▶ WORK INSTRUCTIONS:
Retype the material in full, keeping every word the same.

▶ ENTRIES SUPPLIED:
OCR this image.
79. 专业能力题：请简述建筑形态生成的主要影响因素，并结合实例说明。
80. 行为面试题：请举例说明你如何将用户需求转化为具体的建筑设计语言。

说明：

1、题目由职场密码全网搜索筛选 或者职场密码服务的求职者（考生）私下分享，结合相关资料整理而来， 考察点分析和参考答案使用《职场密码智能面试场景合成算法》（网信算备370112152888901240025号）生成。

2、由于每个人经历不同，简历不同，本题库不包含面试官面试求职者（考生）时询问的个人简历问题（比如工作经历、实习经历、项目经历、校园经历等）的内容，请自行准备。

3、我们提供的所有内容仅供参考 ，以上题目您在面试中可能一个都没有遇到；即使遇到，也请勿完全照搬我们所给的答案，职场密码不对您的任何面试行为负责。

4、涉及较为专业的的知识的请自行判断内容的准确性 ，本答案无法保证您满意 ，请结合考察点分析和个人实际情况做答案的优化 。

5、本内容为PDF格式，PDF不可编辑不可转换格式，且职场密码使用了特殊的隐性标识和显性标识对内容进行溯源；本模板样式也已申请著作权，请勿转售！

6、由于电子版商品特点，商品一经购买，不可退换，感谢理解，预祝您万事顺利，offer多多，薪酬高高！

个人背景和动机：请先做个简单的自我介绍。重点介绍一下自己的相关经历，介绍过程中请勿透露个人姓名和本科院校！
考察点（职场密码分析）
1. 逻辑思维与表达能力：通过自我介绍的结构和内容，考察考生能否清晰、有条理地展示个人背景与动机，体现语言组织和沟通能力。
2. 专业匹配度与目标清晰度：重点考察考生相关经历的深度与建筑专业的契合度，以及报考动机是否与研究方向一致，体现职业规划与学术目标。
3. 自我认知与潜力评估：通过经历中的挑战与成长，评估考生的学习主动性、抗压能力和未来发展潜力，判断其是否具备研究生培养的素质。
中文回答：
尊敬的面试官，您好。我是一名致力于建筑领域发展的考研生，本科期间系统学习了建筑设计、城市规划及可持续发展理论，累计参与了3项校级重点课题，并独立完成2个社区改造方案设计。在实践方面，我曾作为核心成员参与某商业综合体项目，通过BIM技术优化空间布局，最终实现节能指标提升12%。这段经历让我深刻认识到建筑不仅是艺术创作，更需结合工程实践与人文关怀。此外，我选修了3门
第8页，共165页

▶ OUTPUT FOR THIS TASK:
OCR this image.
79. 专业能力题：请简述建筑形态生成的主要影响因素，并结合实例说明。
80. 行为面试题：请举例说明你如何将用户需求转化为具体的建筑设计语言。

说明：

1、题目由职场密码全网搜索筛选 或者职场密码服务的求职者（考生）私下分享，结合相关资料整理而来， 考察点分析和参考答案使用《职场密码智能面试场景合成算法》（网信算备370112152888901240025号）生成。

2、由于每个人经历不同，简历不同，本题库不包含面试官面试求职者（考生）时询问的个人简历问题（比如工作经历、实习经历、项目经历、校园经历等）的内容，请自行准备。

3、我们提供的所有内容仅供参考 ，以上题目您在面试中可能一个都没有遇到；即使遇到，也请勿完全照搬我们所给的答案，职场密码不对您的任何面试行为负责。

4、涉及较为专业的的知识的请自行判断内容的准确性 ，本答案无法保证您满意 ，请结合考察点分析和个人实际情况做答案的优化 。

5、本内容为PDF格式，PDF不可编辑不可转换格式，且职场密码使用了特殊的隐性标识和显性标识对内容进行溯源；本模板样式也已申请著作权，请勿转售！

6、由于电子版商品特点，商品一经购买，不可退换，感谢理解，预祝您万事顺利，offer多多，薪酬高高！

个人背景和动机：请先做个简单的自我介绍。重点介绍一下自己的相关经历，介绍过程中请勿透露个人姓名和本科院校！
考察点（职场密码分析）
1. 逻辑思维与表达能力：通过自我介绍的结构和内容，考察考生能否清晰、有条理地展示个人背景与动机，体现语言组织和沟通能力。
2. 专业匹配度与目标清晰度：重点考察考生相关经历的深度与建筑专业的契合度，以及报考动机是否与研究方向一致，体现职业规划与学术目标。
3. 自我认知与潜力评估：通过经历中的挑战与成长，评估考生的学习主动性、抗压能力和未来发展潜力，判断其是否具备研究生培养的素质。
中文回答：
尊敬的面试官，您好。我是一名致力于建筑领域发展的考研生，本科期间系统学习了建筑设计、城市规划及可持续发展理论，累计参与了3项校级重点课题，并独立完成2个社区改造方案设计。在实践方面，我曾作为核心成员参与某商业综合体项目，通过BIM技术优化空间布局，最终实现节能指标提升12%。这段经历让我深刻认识到建筑不仅是艺术创作，更需结合工程实践与人文关怀。此外，我选修了3门
第8页，共165页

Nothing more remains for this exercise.